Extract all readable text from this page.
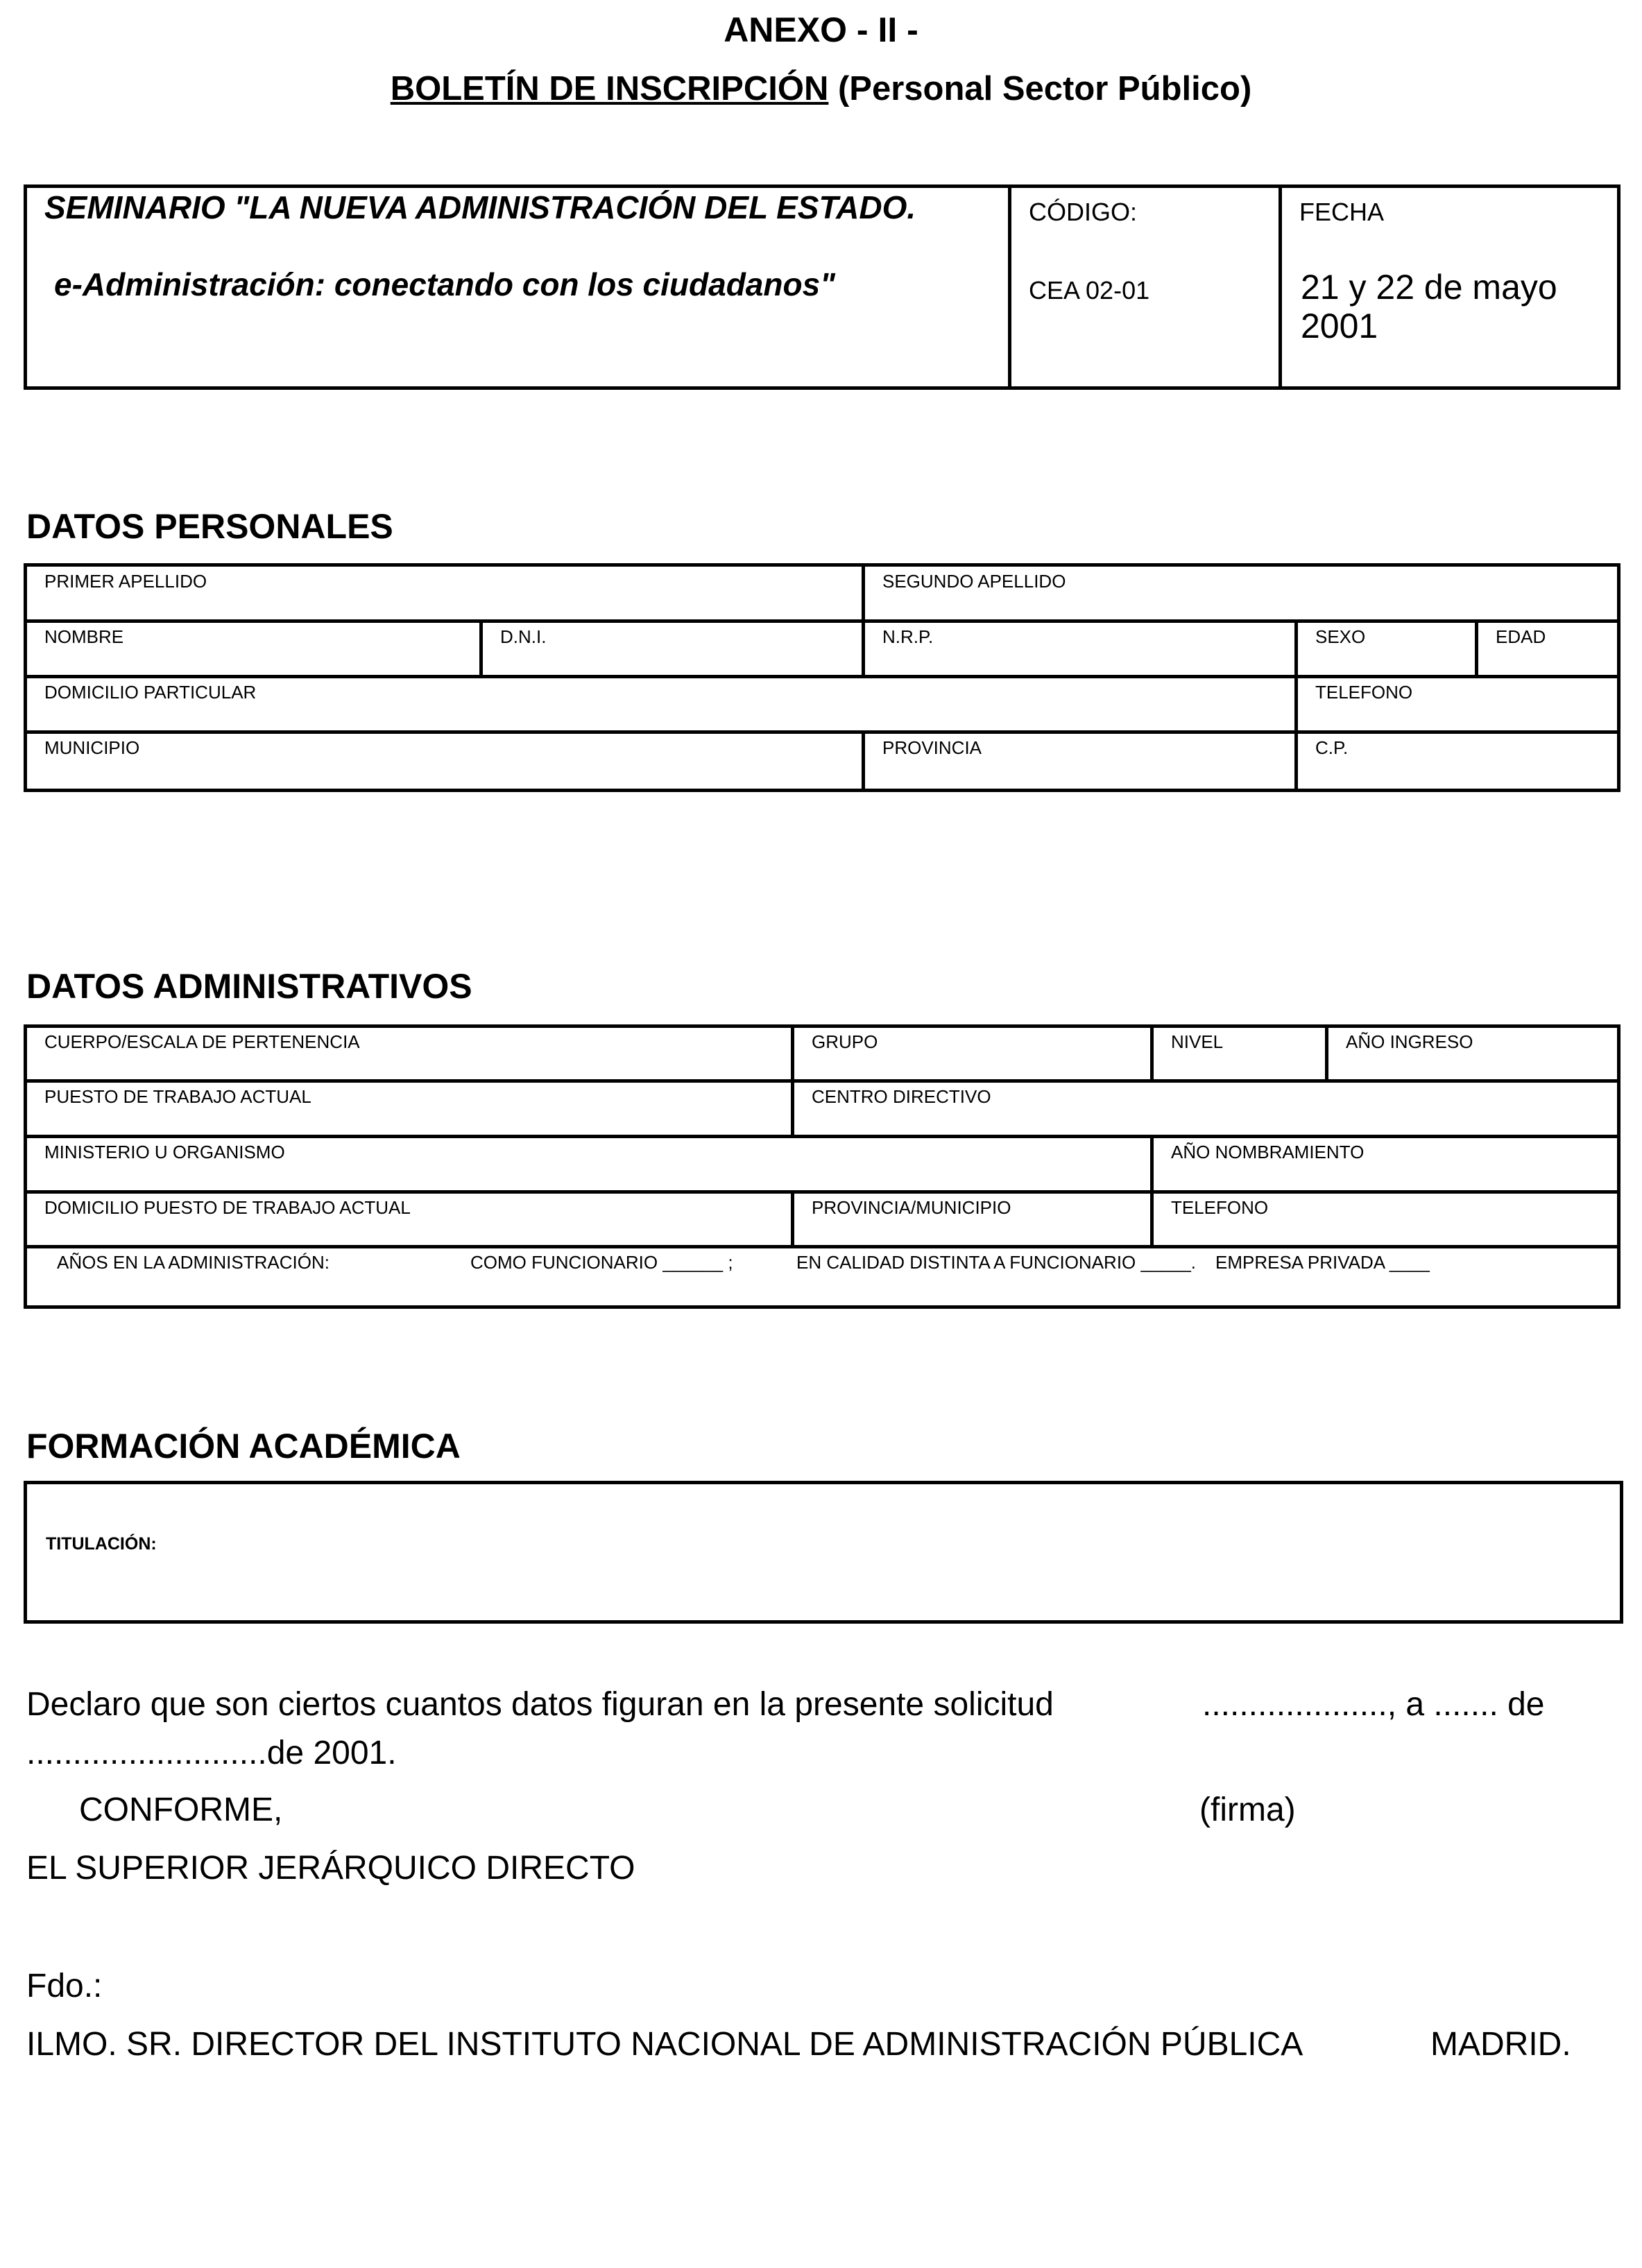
ANEXO - II -
BOLETÍN DE INSCRIPCIÓN (Personal Sector Público)
SEMINARIO "LA NUEVA ADMINISTRACIÓN DEL ESTADO.
e-Administración: conectando con los ciudadanos"
CÓDIGO:
CEA 02-01
FECHA
21 y 22 de mayo 2001
DATOS PERSONALES
PRIMER APELLIDO	SEGUNDO APELLIDO
NOMBRE	D.N.I.	N.R.P.	SEXO	EDAD
DOMICILIO PARTICULAR	TELEFONO
MUNICIPIO	PROVINCIA	C.P.
DATOS ADMINISTRATIVOS
CUERPO/ESCALA DE PERTENENCIA	GRUPO	NIVEL	AÑO INGRESO
PUESTO DE TRABAJO ACTUAL	CENTRO DIRECTIVO
MINISTERIO U ORGANISMO	AÑO NOMBRAMIENTO
DOMICILIO PUESTO DE TRABAJO ACTUAL	PROVINCIA/MUNICIPIO	TELEFONO
AÑOS EN LA ADMINISTRACIÓN:	COMO FUNCIONARIO ______ ;	EN CALIDAD DISTINTA A FUNCIONARIO _____. EMPRESA PRIVADA ____
FORMACIÓN ACADÉMICA
TITULACIÓN:
Declaro que son ciertos cuantos datos figuran en la presente solicitud	...................., a ....... de
..........................de 2001.
CONFORME,	(firma)
EL SUPERIOR JERÁRQUICO DIRECTO
Fdo.:
ILMO. SR. DIRECTOR DEL INSTITUTO NACIONAL DE ADMINISTRACIÓN PÚBLICA	MADRID.
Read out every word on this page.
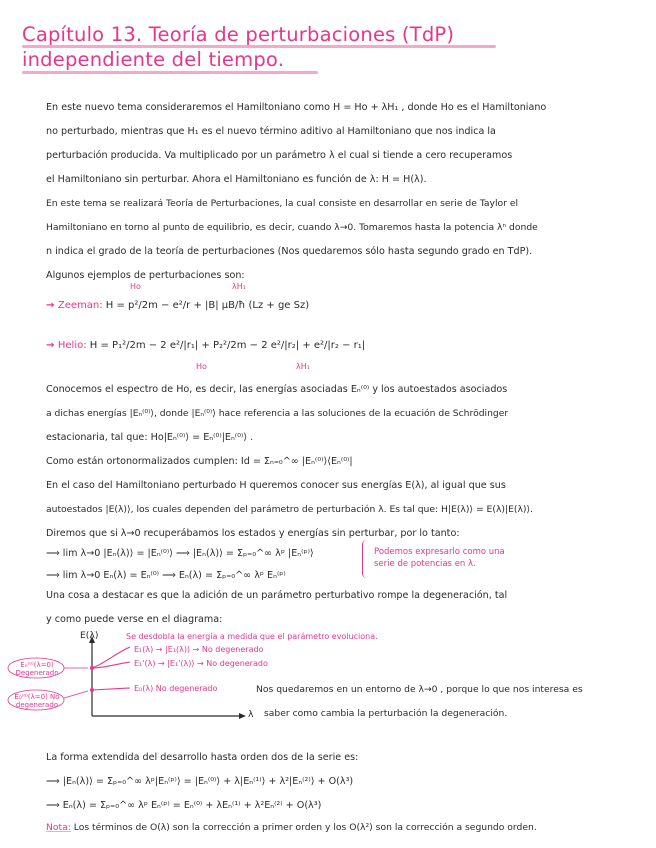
Capítulo 13. Teoría de perturbaciones (TdP)
independiente del tiempo.
En este nuevo tema consideraremos el Hamiltoniano como H = Ho + λH₁ , donde Ho es el Hamiltoniano
no perturbado, mientras que H₁ es el nuevo término aditivo al Hamiltoniano que nos indica la
perturbación producida. Va multiplicado por un parámetro λ el cual si tiende a cero recuperamos
el Hamiltoniano sin perturbar. Ahora el Hamiltoniano es función de λ: H = H(λ).
En este tema se realizará Teoría de Perturbaciones, la cual consiste en desarrollar en serie de Taylor el
Hamiltoniano en torno al punto de equilibrio, es decir, cuando λ→0. Tomaremos hasta la potencia λⁿ donde
n indica el grado de la teoría de perturbaciones (Nos quedaremos sólo hasta segundo grado en TdP).
Algunos ejemplos de perturbaciones son:
Ho	λH₁
→ Zeeman: H = p²/2m − e²/r + |B| μB/ħ (Lz + ge Sz)
→ Helio: H = P₁²/2m − 2 e²/|r₁| + P₂²/2m − 2 e²/|r₂| + e²/|r₂ − r₁|
Ho	λH₁
Conocemos el espectro de Ho, es decir, las energías asociadas Eₙ⁽⁰⁾ y los autoestados asociados
a dichas energías |Eₙ⁽⁰⁾⟩, donde |Eₙ⁽⁰⁾⟩ hace referencia a las soluciones de la ecuación de Schrödinger
estacionaria, tal que: Ho|Eₙ⁽⁰⁾⟩ = Eₙ⁽⁰⁾|Eₙ⁽⁰⁾⟩ .
Como están ortonormalizados cumplen: Id = Σₙ₌₀^∞ |Eₙ⁽⁰⁾⟩⟨Eₙ⁽⁰⁾|
En el caso del Hamiltoniano perturbado H queremos conocer sus energías E(λ), al igual que sus
autoestados |E(λ)⟩, los cuales dependen del parámetro de perturbación λ. Es tal que: H|E(λ)⟩ = E(λ)|E(λ)⟩.
Diremos que si λ→0 recuperábamos los estados y energías sin perturbar, por lo tanto:
⟹ lim λ→0 |Eₙ(λ)⟩ = |Eₙ⁽⁰⁾⟩ ⟹ |Eₙ(λ)⟩ = Σₚ₌₀^∞ λᵖ |Eₙ⁽ᵖ⁾⟩
⟹ lim λ→0 Eₙ(λ) = Eₙ⁽⁰⁾ ⟹ Eₙ(λ) = Σₚ₌₀^∞ λᵖ Eₙ⁽ᵖ⁾
Podemos expresarlo como una serie de potencias en λ.
Una cosa a destacar es que la adición de un parámetro perturbativo rompe la degeneración, tal
y como puede verse en el diagrama:
E(λ)
λ
Se desdobla la energía a medida que el parámetro evoluciona.
E₁(λ) → |E₁(λ)⟩ → No degenerado
E₁'(λ) → |E₁'(λ)⟩ → No degenerado
E₀(λ) No degenerado
Eₙ⁽⁰⁾(λ=0) Degenerado
E₀⁽⁰⁾(λ=0) No degenerado
Nos quedaremos en un entorno de λ→0 , porque lo que nos interesa es
saber como cambia la perturbación la degeneración.
La forma extendida del desarrollo hasta orden dos de la serie es:
⟹ |Eₙ(λ)⟩ = Σₚ₌₀^∞ λᵖ|Eₙ⁽ᵖ⁾⟩ = |Eₙ⁽⁰⁾⟩ + λ|Eₙ⁽¹⁾⟩ + λ²|Eₙ⁽²⁾⟩ + O(λ³)
⟹ Eₙ(λ) = Σₚ₌₀^∞ λᵖ Eₙ⁽ᵖ⁾ = Eₙ⁽⁰⁾ + λEₙ⁽¹⁾ + λ²Eₙ⁽²⁾ + O(λ³)
Nota: Los términos de O(λ) son la corrección a primer orden y los O(λ²) son la corrección a segundo orden.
---*---
» **Direction**
Transcribe all the lines above exactly, apart from the pictures.

» **Answer for the task**
Extract all readable text from this page.
ANEXO - II -
BOLETÍN DE INSCRIPCIÓN (Personal Sector Público)
SEMINARIO "LA NUEVA ADMINISTRACIÓN DEL ESTADO.
e-Administración: conectando con los ciudadanos"
CÓDIGO:
CEA 02-01
FECHA
21 y 22 de mayo 2001
DATOS PERSONALES
PRIMER APELLIDO	SEGUNDO APELLIDO
NOMBRE	D.N.I.	N.R.P.	SEXO	EDAD
DOMICILIO PARTICULAR	TELEFONO
MUNICIPIO	PROVINCIA	C.P.
DATOS ADMINISTRATIVOS
CUERPO/ESCALA DE PERTENENCIA	GRUPO	NIVEL	AÑO INGRESO
PUESTO DE TRABAJO ACTUAL	CENTRO DIRECTIVO
MINISTERIO U ORGANISMO	AÑO NOMBRAMIENTO
DOMICILIO PUESTO DE TRABAJO ACTUAL	PROVINCIA/MUNICIPIO	TELEFONO
AÑOS EN LA ADMINISTRACIÓN:	COMO FUNCIONARIO ______ ;	EN CALIDAD DISTINTA A FUNCIONARIO _____. EMPRESA PRIVADA ____
FORMACIÓN ACADÉMICA
TITULACIÓN:
Declaro que son ciertos cuantos datos figuran en la presente solicitud	...................., a ....... de
..........................de 2001.
CONFORME,	(firma)
EL SUPERIOR JERÁRQUICO DIRECTO
Fdo.:
ILMO. SR. DIRECTOR DEL INSTITUTO NACIONAL DE ADMINISTRACIÓN PÚBLICA	MADRID.
Read out every word on this page.
Capítulo 13. Teoría de perturbaciones (TdP)
independiente del tiempo.
En este nuevo tema consideraremos el Hamiltoniano como H = Ho + λH₁ , donde Ho es el Hamiltoniano
no perturbado, mientras que H₁ es el nuevo término aditivo al Hamiltoniano que nos indica la
perturbación producida. Va multiplicado por un parámetro λ el cual si tiende a cero recuperamos
el Hamiltoniano sin perturbar. Ahora el Hamiltoniano es función de λ: H = H(λ).
En este tema se realizará Teoría de Perturbaciones, la cual consiste en desarrollar en serie de Taylor el
Hamiltoniano en torno al punto de equilibrio, es decir, cuando λ→0. Tomaremos hasta la potencia λⁿ donde
n indica el grado de la teoría de perturbaciones (Nos quedaremos sólo hasta segundo grado en TdP).
Algunos ejemplos de perturbaciones son:
Ho	λH₁
→ Zeeman: H = p²/2m − e²/r + |B| μB/ħ (Lz + ge Sz)
→ Helio: H = P₁²/2m − 2 e²/|r₁| + P₂²/2m − 2 e²/|r₂| + e²/|r₂ − r₁|
Ho	λH₁
Conocemos el espectro de Ho, es decir, las energías asociadas Eₙ⁽⁰⁾ y los autoestados asociados
a dichas energías |Eₙ⁽⁰⁾⟩, donde |Eₙ⁽⁰⁾⟩ hace referencia a las soluciones de la ecuación de Schrödinger
estacionaria, tal que: Ho|Eₙ⁽⁰⁾⟩ = Eₙ⁽⁰⁾|Eₙ⁽⁰⁾⟩ .
Como están ortonormalizados cumplen: Id = Σₙ₌₀^∞ |Eₙ⁽⁰⁾⟩⟨Eₙ⁽⁰⁾|
En el caso del Hamiltoniano perturbado H queremos conocer sus energías E(λ), al igual que sus
autoestados |E(λ)⟩, los cuales dependen del parámetro de perturbación λ. Es tal que: H|E(λ)⟩ = E(λ)|E(λ)⟩.
Diremos que si λ→0 recuperábamos los estados y energías sin perturbar, por lo tanto:
⟹ lim λ→0 |Eₙ(λ)⟩ = |Eₙ⁽⁰⁾⟩ ⟹ |Eₙ(λ)⟩ = Σₚ₌₀^∞ λᵖ |Eₙ⁽ᵖ⁾⟩
⟹ lim λ→0 Eₙ(λ) = Eₙ⁽⁰⁾ ⟹ Eₙ(λ) = Σₚ₌₀^∞ λᵖ Eₙ⁽ᵖ⁾
Podemos expresarlo como una serie de potencias en λ.
Una cosa a destacar es que la adición de un parámetro perturbativo rompe la degeneración, tal
y como puede verse en el diagrama:
E(λ)
λ
Se desdobla la energía a medida que el parámetro evoluciona.
E₁(λ) → |E₁(λ)⟩ → No degenerado
E₁'(λ) → |E₁'(λ)⟩ → No degenerado
E₀(λ) No degenerado
Eₙ⁽⁰⁾(λ=0) Degenerado
E₀⁽⁰⁾(λ=0) No degenerado
Nos quedaremos en un entorno de λ→0 , porque lo que nos interesa es
saber como cambia la perturbación la degeneración.
La forma extendida del desarrollo hasta orden dos de la serie es:
⟹ |Eₙ(λ)⟩ = Σₚ₌₀^∞ λᵖ|Eₙ⁽ᵖ⁾⟩ = |Eₙ⁽⁰⁾⟩ + λ|Eₙ⁽¹⁾⟩ + λ²|Eₙ⁽²⁾⟩ + O(λ³)
⟹ Eₙ(λ) = Σₚ₌₀^∞ λᵖ Eₙ⁽ᵖ⁾ = Eₙ⁽⁰⁾ + λEₙ⁽¹⁾ + λ²Eₙ⁽²⁾ + O(λ³)
Nota: Los términos de O(λ) son la corrección a primer orden y los O(λ²) son la corrección a segundo orden.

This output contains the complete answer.